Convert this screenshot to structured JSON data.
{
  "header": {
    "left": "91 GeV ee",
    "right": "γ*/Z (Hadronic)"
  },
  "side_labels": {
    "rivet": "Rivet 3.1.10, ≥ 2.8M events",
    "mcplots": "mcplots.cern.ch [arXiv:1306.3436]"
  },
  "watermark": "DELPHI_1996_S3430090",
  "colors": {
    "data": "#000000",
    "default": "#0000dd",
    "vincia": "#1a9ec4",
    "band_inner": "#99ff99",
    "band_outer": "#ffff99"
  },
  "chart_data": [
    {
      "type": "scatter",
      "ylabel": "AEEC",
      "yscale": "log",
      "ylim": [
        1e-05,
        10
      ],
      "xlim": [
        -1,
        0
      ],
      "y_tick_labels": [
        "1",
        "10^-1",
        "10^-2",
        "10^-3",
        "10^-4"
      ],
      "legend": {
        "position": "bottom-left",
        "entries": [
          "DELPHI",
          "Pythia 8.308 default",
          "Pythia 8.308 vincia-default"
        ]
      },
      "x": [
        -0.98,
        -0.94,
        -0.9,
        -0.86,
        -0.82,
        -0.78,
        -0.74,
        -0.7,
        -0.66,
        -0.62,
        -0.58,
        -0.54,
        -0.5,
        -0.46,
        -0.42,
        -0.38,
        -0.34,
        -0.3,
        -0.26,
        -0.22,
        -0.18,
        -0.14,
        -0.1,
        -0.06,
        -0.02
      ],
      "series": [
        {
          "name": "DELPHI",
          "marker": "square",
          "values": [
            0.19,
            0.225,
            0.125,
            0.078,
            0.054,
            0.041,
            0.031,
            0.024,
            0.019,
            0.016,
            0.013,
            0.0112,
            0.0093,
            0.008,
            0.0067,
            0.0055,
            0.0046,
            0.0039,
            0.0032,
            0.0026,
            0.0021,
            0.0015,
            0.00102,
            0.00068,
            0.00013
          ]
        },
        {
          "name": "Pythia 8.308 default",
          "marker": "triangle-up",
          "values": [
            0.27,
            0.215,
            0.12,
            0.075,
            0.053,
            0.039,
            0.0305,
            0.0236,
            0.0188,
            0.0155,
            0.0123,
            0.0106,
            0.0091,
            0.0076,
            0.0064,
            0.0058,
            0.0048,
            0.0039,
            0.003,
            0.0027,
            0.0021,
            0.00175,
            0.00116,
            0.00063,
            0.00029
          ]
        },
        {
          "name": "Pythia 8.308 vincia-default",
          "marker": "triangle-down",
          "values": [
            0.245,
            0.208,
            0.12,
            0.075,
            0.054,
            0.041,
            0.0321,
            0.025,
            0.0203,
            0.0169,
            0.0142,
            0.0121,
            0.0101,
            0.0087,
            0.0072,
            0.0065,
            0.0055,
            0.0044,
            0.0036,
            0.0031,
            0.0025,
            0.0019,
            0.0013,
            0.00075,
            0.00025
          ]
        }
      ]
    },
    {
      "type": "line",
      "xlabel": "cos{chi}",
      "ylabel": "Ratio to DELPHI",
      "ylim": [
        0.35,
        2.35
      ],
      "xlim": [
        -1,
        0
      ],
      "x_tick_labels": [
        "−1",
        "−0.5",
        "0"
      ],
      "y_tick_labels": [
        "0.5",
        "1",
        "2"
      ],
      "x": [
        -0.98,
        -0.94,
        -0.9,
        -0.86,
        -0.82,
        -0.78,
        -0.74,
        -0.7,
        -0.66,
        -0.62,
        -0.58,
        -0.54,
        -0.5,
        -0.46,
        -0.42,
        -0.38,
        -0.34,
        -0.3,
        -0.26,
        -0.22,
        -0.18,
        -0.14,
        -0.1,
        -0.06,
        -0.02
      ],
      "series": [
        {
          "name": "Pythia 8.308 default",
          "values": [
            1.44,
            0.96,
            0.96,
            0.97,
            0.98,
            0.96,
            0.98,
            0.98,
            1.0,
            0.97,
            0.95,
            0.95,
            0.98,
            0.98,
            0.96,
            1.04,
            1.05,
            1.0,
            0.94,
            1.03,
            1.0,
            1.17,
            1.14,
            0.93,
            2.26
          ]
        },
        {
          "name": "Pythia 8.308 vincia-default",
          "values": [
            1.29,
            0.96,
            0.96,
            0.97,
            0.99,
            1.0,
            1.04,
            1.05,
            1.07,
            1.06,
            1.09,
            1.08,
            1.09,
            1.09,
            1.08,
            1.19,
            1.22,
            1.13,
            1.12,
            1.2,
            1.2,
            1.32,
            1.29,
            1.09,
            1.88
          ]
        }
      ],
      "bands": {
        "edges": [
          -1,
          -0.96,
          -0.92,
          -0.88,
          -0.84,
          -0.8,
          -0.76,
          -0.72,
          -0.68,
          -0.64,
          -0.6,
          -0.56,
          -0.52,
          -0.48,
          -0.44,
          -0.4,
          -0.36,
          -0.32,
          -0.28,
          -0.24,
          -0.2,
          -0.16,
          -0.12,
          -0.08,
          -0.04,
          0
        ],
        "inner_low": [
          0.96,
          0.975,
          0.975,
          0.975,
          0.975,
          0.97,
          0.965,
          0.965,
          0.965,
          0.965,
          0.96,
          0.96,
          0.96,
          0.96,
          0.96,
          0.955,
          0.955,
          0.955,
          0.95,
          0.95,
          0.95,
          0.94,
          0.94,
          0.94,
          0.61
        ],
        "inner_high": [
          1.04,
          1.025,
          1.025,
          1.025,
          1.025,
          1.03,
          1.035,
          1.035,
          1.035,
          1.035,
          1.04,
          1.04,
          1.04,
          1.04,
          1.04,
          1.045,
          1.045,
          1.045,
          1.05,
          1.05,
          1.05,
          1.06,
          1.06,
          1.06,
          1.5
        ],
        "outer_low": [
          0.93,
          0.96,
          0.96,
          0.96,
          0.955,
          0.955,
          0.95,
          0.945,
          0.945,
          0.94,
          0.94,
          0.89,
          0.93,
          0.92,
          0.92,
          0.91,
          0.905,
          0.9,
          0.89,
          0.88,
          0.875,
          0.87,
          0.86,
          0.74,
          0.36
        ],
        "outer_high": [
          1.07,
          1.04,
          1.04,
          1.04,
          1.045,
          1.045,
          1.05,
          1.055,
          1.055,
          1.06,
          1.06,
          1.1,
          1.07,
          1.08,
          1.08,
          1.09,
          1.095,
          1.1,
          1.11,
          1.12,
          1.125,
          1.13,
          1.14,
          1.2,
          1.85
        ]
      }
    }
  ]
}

※

• Task to carry out:
Make an exact copy of every line in the data.

• Written answer:
Convert this screenshot to structured JSON data.
{
  "header": {
    "left": "91 GeV ee",
    "right": "γ*/Z (Hadronic)"
  },
  "side_labels": {
    "rivet": "Rivet 3.1.10, ≥ 2.8M events",
    "mcplots": "mcplots.cern.ch [arXiv:1306.3436]"
  },
  "watermark": "DELPHI_1996_S3430090",
  "colors": {
    "data": "#000000",
    "default": "#0000dd",
    "vincia": "#1a9ec4",
    "band_inner": "#99ff99",
    "band_outer": "#ffff99"
  },
  "chart_data": [
    {
      "type": "scatter",
      "ylabel": "AEEC",
      "yscale": "log",
      "ylim": [
        1e-05,
        10
      ],
      "xlim": [
        -1,
        0
      ],
      "y_tick_labels": [
        "1",
        "10^-1",
        "10^-2",
        "10^-3",
        "10^-4"
      ],
      "legend": {
        "position": "bottom-left",
        "entries": [
          "DELPHI",
          "Pythia 8.308 default",
          "Pythia 8.308 vincia-default"
        ]
      },
      "x": [
        -0.98,
        -0.94,
        -0.9,
        -0.86,
        -0.82,
        -0.78,
        -0.74,
        -0.7,
        -0.66,
        -0.62,
        -0.58,
        -0.54,
        -0.5,
        -0.46,
        -0.42,
        -0.38,
        -0.34,
        -0.3,
        -0.26,
        -0.22,
        -0.18,
        -0.14,
        -0.1,
        -0.06,
        -0.02
      ],
      "series": [
        {
          "name": "DELPHI",
          "marker": "square",
          "values": [
            0.19,
            0.225,
            0.125,
            0.078,
            0.054,
            0.041,
            0.031,
            0.024,
            0.019,
            0.016,
            0.013,
            0.0112,
            0.0093,
            0.008,
            0.0067,
            0.0055,
            0.0046,
            0.0039,
            0.0032,
            0.0026,
            0.0021,
            0.0015,
            0.00102,
            0.00068,
            0.00013
          ]
        },
        {
          "name": "Pythia 8.308 default",
          "marker": "triangle-up",
          "values": [
            0.27,
            0.215,
            0.12,
            0.075,
            0.053,
            0.039,
            0.0305,
            0.0236,
            0.0188,
            0.0155,
            0.0123,
            0.0106,
            0.0091,
            0.0076,
            0.0064,
            0.0058,
            0.0048,
            0.0039,
            0.003,
            0.0027,
            0.0021,
            0.00175,
            0.00116,
            0.00063,
            0.00029
          ]
        },
        {
          "name": "Pythia 8.308 vincia-default",
          "marker": "triangle-down",
          "values": [
            0.245,
            0.208,
            0.12,
            0.075,
            0.054,
            0.041,
            0.0321,
            0.025,
            0.0203,
            0.0169,
            0.0142,
            0.0121,
            0.0101,
            0.0087,
            0.0072,
            0.0065,
            0.0055,
            0.0044,
            0.0036,
            0.0031,
            0.0025,
            0.0019,
            0.0013,
            0.00075,
            0.00025
          ]
        }
      ]
    },
    {
      "type": "line",
      "xlabel": "cos{chi}",
      "ylabel": "Ratio to DELPHI",
      "ylim": [
        0.35,
        2.35
      ],
      "xlim": [
        -1,
        0
      ],
      "x_tick_labels": [
        "−1",
        "−0.5",
        "0"
      ],
      "y_tick_labels": [
        "0.5",
        "1",
        "2"
      ],
      "x": [
        -0.98,
        -0.94,
        -0.9,
        -0.86,
        -0.82,
        -0.78,
        -0.74,
        -0.7,
        -0.66,
        -0.62,
        -0.58,
        -0.54,
        -0.5,
        -0.46,
        -0.42,
        -0.38,
        -0.34,
        -0.3,
        -0.26,
        -0.22,
        -0.18,
        -0.14,
        -0.1,
        -0.06,
        -0.02
      ],
      "series": [
        {
          "name": "Pythia 8.308 default",
          "values": [
            1.44,
            0.96,
            0.96,
            0.97,
            0.98,
            0.96,
            0.98,
            0.98,
            1.0,
            0.97,
            0.95,
            0.95,
            0.98,
            0.98,
            0.96,
            1.04,
            1.05,
            1.0,
            0.94,
            1.03,
            1.0,
            1.17,
            1.14,
            0.93,
            2.26
          ]
        },
        {
          "name": "Pythia 8.308 vincia-default",
          "values": [
            1.29,
            0.96,
            0.96,
            0.97,
            0.99,
            1.0,
            1.04,
            1.05,
            1.07,
            1.06,
            1.09,
            1.08,
            1.09,
            1.09,
            1.08,
            1.19,
            1.22,
            1.13,
            1.12,
            1.2,
            1.2,
            1.32,
            1.29,
            1.09,
            1.88
          ]
        }
      ],
      "bands": {
        "edges": [
          -1,
          -0.96,
          -0.92,
          -0.88,
          -0.84,
          -0.8,
          -0.76,
          -0.72,
          -0.68,
          -0.64,
          -0.6,
          -0.56,
          -0.52,
          -0.48,
          -0.44,
          -0.4,
          -0.36,
          -0.32,
          -0.28,
          -0.24,
          -0.2,
          -0.16,
          -0.12,
          -0.08,
          -0.04,
          0
        ],
        "inner_low": [
          0.96,
          0.975,
          0.975,
          0.975,
          0.975,
          0.97,
          0.965,
          0.965,
          0.965,
          0.965,
          0.96,
          0.96,
          0.96,
          0.96,
          0.96,
          0.955,
          0.955,
          0.955,
          0.95,
          0.95,
          0.95,
          0.94,
          0.94,
          0.94,
          0.61
        ],
        "inner_high": [
          1.04,
          1.025,
          1.025,
          1.025,
          1.025,
          1.03,
          1.035,
          1.035,
          1.035,
          1.035,
          1.04,
          1.04,
          1.04,
          1.04,
          1.04,
          1.045,
          1.045,
          1.045,
          1.05,
          1.05,
          1.05,
          1.06,
          1.06,
          1.06,
          1.5
        ],
        "outer_low": [
          0.93,
          0.96,
          0.96,
          0.96,
          0.955,
          0.955,
          0.95,
          0.945,
          0.945,
          0.94,
          0.94,
          0.89,
          0.93,
          0.92,
          0.92,
          0.91,
          0.905,
          0.9,
          0.89,
          0.88,
          0.875,
          0.87,
          0.86,
          0.74,
          0.36
        ],
        "outer_high": [
          1.07,
          1.04,
          1.04,
          1.04,
          1.045,
          1.045,
          1.05,
          1.055,
          1.055,
          1.06,
          1.06,
          1.1,
          1.07,
          1.08,
          1.08,
          1.09,
          1.095,
          1.1,
          1.11,
          1.12,
          1.125,
          1.13,
          1.14,
          1.2,
          1.85
        ]
      }
    }
  ]
}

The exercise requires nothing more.